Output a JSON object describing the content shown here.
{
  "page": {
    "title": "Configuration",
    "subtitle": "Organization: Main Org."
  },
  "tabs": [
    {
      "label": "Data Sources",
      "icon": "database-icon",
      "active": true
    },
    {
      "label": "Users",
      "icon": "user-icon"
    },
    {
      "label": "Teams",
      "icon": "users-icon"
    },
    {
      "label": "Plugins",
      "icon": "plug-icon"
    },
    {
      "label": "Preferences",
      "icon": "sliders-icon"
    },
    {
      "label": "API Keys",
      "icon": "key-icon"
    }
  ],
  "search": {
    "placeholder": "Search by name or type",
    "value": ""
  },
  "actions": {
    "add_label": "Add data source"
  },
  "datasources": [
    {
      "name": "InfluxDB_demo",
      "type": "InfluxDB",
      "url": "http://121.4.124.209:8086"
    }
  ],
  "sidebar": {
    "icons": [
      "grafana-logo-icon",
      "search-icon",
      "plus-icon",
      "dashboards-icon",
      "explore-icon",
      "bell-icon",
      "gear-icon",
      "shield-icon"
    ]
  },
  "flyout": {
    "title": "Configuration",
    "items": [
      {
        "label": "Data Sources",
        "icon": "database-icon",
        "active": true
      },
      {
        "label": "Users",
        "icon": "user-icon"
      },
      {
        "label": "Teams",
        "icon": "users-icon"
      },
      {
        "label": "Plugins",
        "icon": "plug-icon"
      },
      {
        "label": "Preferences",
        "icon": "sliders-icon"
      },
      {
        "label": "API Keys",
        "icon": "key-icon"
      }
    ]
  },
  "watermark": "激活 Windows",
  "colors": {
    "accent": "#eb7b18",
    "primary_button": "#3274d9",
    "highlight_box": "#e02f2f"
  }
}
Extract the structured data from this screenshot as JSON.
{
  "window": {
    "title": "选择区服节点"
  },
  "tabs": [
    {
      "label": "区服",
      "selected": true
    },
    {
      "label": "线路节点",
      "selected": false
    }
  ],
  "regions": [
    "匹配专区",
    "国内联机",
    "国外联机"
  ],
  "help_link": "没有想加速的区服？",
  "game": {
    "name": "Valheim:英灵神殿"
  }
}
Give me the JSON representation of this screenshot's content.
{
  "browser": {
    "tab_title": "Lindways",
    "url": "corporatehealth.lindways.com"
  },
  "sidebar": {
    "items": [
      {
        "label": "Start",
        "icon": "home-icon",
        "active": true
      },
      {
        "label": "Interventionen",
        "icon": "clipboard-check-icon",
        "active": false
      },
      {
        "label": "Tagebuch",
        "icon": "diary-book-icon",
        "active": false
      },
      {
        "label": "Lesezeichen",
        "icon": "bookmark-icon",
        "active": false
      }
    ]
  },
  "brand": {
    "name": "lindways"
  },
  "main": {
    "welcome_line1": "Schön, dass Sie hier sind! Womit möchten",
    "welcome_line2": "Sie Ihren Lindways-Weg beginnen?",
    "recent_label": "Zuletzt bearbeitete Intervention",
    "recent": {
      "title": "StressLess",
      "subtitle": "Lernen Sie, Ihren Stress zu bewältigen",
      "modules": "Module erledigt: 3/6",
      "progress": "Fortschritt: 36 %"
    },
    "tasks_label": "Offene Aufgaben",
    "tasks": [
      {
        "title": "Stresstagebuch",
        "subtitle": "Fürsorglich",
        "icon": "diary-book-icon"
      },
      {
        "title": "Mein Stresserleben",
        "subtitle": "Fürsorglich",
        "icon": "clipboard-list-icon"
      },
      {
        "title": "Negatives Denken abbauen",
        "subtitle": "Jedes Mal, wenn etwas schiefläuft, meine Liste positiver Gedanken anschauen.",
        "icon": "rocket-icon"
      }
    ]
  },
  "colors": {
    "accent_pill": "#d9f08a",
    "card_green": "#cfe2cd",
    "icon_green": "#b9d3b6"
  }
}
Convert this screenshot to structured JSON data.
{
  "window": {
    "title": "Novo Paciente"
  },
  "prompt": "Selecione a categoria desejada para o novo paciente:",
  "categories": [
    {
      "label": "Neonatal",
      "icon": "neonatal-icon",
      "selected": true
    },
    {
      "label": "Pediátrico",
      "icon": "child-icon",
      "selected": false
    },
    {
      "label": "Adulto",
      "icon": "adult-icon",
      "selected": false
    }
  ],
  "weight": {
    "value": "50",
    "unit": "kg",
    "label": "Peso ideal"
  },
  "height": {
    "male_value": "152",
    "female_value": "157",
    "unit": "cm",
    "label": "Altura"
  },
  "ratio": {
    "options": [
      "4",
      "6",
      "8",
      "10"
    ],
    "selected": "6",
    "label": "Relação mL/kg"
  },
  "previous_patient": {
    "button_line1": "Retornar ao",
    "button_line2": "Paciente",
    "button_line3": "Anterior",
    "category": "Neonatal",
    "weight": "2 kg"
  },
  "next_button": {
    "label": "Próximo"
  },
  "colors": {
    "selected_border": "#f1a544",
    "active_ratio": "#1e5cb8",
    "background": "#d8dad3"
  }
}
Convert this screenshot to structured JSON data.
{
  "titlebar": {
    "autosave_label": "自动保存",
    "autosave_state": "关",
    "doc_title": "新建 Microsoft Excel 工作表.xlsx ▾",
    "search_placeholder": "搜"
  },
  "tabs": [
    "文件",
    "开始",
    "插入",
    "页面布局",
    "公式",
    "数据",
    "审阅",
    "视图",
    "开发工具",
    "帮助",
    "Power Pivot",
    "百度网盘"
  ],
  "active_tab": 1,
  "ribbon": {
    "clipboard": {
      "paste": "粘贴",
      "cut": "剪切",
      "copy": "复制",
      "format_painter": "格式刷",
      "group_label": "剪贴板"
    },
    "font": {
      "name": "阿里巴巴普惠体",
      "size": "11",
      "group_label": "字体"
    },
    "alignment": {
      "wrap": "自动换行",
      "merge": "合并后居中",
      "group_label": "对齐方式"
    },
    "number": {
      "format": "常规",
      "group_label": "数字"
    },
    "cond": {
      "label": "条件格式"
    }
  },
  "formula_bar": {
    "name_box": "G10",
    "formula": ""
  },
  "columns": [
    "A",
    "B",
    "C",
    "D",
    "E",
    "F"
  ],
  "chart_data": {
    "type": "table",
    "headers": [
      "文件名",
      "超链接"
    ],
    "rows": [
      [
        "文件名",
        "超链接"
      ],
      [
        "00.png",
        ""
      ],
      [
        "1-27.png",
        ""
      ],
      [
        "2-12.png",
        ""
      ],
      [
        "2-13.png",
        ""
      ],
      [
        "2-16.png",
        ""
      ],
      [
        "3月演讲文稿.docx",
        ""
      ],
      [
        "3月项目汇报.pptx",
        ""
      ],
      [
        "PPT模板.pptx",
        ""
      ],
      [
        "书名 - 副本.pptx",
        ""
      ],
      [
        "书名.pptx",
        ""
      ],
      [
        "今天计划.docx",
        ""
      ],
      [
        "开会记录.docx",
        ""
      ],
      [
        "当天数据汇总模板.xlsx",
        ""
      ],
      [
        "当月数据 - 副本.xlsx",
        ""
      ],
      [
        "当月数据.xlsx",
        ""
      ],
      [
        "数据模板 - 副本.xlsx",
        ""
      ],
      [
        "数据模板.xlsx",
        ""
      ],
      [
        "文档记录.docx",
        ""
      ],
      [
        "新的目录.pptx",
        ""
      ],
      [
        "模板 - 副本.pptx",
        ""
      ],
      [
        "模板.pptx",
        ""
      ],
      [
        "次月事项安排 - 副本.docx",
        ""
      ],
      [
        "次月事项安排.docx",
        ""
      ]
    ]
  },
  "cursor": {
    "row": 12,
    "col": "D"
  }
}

*PROBLEM REQUIREMENTS*: Copy every line from the entries that contains the word "sliders".

*RESULT FOR THIS TASK*:
      "icon": "sliders-icon"
        "icon": "sliders-icon"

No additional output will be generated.